_WHAT IS REQUIRED_
Every entry that follows needs to be repeated exactly.

_RECORDS SUPPLIED_
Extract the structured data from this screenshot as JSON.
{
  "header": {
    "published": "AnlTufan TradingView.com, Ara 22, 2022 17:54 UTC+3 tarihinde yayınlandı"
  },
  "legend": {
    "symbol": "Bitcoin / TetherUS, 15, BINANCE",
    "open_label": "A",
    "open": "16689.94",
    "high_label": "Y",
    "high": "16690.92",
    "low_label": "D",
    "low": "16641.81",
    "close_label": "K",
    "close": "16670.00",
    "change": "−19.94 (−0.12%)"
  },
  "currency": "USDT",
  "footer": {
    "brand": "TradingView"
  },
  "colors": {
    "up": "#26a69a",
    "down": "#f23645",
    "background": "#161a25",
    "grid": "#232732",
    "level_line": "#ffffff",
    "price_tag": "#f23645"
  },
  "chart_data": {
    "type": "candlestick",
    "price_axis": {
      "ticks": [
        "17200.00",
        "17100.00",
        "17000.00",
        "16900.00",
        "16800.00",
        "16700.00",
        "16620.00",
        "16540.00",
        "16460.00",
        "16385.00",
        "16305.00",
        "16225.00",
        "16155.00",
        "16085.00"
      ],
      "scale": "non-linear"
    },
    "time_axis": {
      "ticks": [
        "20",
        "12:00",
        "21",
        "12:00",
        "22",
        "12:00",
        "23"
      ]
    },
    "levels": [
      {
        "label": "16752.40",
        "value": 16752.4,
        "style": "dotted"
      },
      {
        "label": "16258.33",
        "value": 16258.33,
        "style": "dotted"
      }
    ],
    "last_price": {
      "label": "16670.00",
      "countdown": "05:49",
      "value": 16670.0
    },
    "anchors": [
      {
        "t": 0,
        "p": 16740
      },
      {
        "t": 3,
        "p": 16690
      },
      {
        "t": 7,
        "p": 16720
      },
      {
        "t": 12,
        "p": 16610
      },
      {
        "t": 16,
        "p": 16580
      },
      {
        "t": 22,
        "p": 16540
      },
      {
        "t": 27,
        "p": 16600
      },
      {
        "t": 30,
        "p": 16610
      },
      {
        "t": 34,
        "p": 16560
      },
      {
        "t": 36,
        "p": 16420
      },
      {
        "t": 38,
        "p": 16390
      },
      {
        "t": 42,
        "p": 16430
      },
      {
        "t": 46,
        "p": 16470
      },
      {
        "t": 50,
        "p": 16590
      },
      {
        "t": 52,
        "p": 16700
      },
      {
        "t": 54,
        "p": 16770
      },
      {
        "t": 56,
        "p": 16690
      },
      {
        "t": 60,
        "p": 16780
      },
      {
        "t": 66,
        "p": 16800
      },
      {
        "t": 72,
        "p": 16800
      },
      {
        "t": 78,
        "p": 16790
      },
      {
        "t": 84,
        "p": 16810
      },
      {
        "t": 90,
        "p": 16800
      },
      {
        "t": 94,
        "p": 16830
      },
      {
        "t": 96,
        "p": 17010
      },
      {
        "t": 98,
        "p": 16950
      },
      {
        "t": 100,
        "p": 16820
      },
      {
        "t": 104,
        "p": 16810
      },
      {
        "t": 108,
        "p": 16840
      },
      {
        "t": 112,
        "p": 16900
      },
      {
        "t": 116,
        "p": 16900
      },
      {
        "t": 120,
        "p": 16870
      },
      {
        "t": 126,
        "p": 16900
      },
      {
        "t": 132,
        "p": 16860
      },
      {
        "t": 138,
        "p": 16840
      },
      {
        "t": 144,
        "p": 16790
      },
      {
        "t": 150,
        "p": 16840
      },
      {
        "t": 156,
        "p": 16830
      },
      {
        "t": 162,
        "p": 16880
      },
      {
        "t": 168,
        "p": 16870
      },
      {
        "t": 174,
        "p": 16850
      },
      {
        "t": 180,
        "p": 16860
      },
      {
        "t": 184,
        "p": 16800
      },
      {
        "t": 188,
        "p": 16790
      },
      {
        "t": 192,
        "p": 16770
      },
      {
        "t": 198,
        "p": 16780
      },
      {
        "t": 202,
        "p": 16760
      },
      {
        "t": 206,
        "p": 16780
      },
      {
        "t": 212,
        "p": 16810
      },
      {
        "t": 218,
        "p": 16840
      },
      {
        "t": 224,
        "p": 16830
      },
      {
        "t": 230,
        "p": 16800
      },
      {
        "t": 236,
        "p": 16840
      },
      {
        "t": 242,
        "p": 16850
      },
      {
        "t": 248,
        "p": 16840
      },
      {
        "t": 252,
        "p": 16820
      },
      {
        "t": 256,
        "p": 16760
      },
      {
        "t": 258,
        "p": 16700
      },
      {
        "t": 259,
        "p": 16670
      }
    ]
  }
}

_RESPONSE_
Extract the structured data from this screenshot as JSON.
{
  "header": {
    "published": "AnlTufan TradingView.com, Ara 22, 2022 17:54 UTC+3 tarihinde yayınlandı"
  },
  "legend": {
    "symbol": "Bitcoin / TetherUS, 15, BINANCE",
    "open_label": "A",
    "open": "16689.94",
    "high_label": "Y",
    "high": "16690.92",
    "low_label": "D",
    "low": "16641.81",
    "close_label": "K",
    "close": "16670.00",
    "change": "−19.94 (−0.12%)"
  },
  "currency": "USDT",
  "footer": {
    "brand": "TradingView"
  },
  "colors": {
    "up": "#26a69a",
    "down": "#f23645",
    "background": "#161a25",
    "grid": "#232732",
    "level_line": "#ffffff",
    "price_tag": "#f23645"
  },
  "chart_data": {
    "type": "candlestick",
    "price_axis": {
      "ticks": [
        "17200.00",
        "17100.00",
        "17000.00",
        "16900.00",
        "16800.00",
        "16700.00",
        "16620.00",
        "16540.00",
        "16460.00",
        "16385.00",
        "16305.00",
        "16225.00",
        "16155.00",
        "16085.00"
      ],
      "scale": "non-linear"
    },
    "time_axis": {
      "ticks": [
        "20",
        "12:00",
        "21",
        "12:00",
        "22",
        "12:00",
        "23"
      ]
    },
    "levels": [
      {
        "label": "16752.40",
        "value": 16752.4,
        "style": "dotted"
      },
      {
        "label": "16258.33",
        "value": 16258.33,
        "style": "dotted"
      }
    ],
    "last_price": {
      "label": "16670.00",
      "countdown": "05:49",
      "value": 16670.0
    },
    "anchors": [
      {
        "t": 0,
        "p": 16740
      },
      {
        "t": 3,
        "p": 16690
      },
      {
        "t": 7,
        "p": 16720
      },
      {
        "t": 12,
        "p": 16610
      },
      {
        "t": 16,
        "p": 16580
      },
      {
        "t": 22,
        "p": 16540
      },
      {
        "t": 27,
        "p": 16600
      },
      {
        "t": 30,
        "p": 16610
      },
      {
        "t": 34,
        "p": 16560
      },
      {
        "t": 36,
        "p": 16420
      },
      {
        "t": 38,
        "p": 16390
      },
      {
        "t": 42,
        "p": 16430
      },
      {
        "t": 46,
        "p": 16470
      },
      {
        "t": 50,
        "p": 16590
      },
      {
        "t": 52,
        "p": 16700
      },
      {
        "t": 54,
        "p": 16770
      },
      {
        "t": 56,
        "p": 16690
      },
      {
        "t": 60,
        "p": 16780
      },
      {
        "t": 66,
        "p": 16800
      },
      {
        "t": 72,
        "p": 16800
      },
      {
        "t": 78,
        "p": 16790
      },
      {
        "t": 84,
        "p": 16810
      },
      {
        "t": 90,
        "p": 16800
      },
      {
        "t": 94,
        "p": 16830
      },
      {
        "t": 96,
        "p": 17010
      },
      {
        "t": 98,
        "p": 16950
      },
      {
        "t": 100,
        "p": 16820
      },
      {
        "t": 104,
        "p": 16810
      },
      {
        "t": 108,
        "p": 16840
      },
      {
        "t": 112,
        "p": 16900
      },
      {
        "t": 116,
        "p": 16900
      },
      {
        "t": 120,
        "p": 16870
      },
      {
        "t": 126,
        "p": 16900
      },
      {
        "t": 132,
        "p": 16860
      },
      {
        "t": 138,
        "p": 16840
      },
      {
        "t": 144,
        "p": 16790
      },
      {
        "t": 150,
        "p": 16840
      },
      {
        "t": 156,
        "p": 16830
      },
      {
        "t": 162,
        "p": 16880
      },
      {
        "t": 168,
        "p": 16870
      },
      {
        "t": 174,
        "p": 16850
      },
      {
        "t": 180,
        "p": 16860
      },
      {
        "t": 184,
        "p": 16800
      },
      {
        "t": 188,
        "p": 16790
      },
      {
        "t": 192,
        "p": 16770
      },
      {
        "t": 198,
        "p": 16780
      },
      {
        "t": 202,
        "p": 16760
      },
      {
        "t": 206,
        "p": 16780
      },
      {
        "t": 212,
        "p": 16810
      },
      {
        "t": 218,
        "p": 16840
      },
      {
        "t": 224,
        "p": 16830
      },
      {
        "t": 230,
        "p": 16800
      },
      {
        "t": 236,
        "p": 16840
      },
      {
        "t": 242,
        "p": 16850
      },
      {
        "t": 248,
        "p": 16840
      },
      {
        "t": 252,
        "p": 16820
      },
      {
        "t": 256,
        "p": 16760
      },
      {
        "t": 258,
        "p": 16700
      },
      {
        "t": 259,
        "p": 16670
      }
    ]
  }
}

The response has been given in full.